§ **THE REQUEST**
Which lines of the records contain "Company"? Collect every one of them.

Dataset items:
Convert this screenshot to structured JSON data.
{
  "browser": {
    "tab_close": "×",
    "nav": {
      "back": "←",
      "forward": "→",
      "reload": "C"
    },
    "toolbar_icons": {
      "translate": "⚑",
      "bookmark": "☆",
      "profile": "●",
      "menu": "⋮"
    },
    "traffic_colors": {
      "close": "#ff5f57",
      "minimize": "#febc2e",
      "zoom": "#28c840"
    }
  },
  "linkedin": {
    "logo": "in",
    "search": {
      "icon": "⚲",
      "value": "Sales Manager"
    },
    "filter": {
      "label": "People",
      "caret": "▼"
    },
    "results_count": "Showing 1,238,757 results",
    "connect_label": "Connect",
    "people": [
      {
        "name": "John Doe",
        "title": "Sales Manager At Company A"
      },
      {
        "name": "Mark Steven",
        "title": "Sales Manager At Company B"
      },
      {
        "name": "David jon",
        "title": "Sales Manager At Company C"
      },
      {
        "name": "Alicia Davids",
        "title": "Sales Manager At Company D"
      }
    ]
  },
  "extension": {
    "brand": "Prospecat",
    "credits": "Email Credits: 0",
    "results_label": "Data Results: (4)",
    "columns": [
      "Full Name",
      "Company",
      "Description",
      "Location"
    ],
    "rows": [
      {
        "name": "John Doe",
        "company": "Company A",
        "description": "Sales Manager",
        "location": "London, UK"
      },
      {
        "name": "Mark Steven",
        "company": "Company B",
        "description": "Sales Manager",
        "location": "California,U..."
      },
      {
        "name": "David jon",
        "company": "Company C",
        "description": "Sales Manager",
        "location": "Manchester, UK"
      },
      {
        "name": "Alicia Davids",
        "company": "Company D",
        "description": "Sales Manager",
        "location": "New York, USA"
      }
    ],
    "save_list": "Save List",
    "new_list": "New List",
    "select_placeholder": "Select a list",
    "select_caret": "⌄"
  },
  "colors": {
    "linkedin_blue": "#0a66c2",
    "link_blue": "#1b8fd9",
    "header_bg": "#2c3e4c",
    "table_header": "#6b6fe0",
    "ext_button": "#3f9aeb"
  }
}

§ **ANSWER IN FULL**
        "title": "Sales Manager At Company A"
        "title": "Sales Manager At Company B"
        "title": "Sales Manager At Company C"
        "title": "Sales Manager At Company D"
      "Company",
        "company": "Company A",
        "company": "Company B",
        "company": "Company C",
        "company": "Company D",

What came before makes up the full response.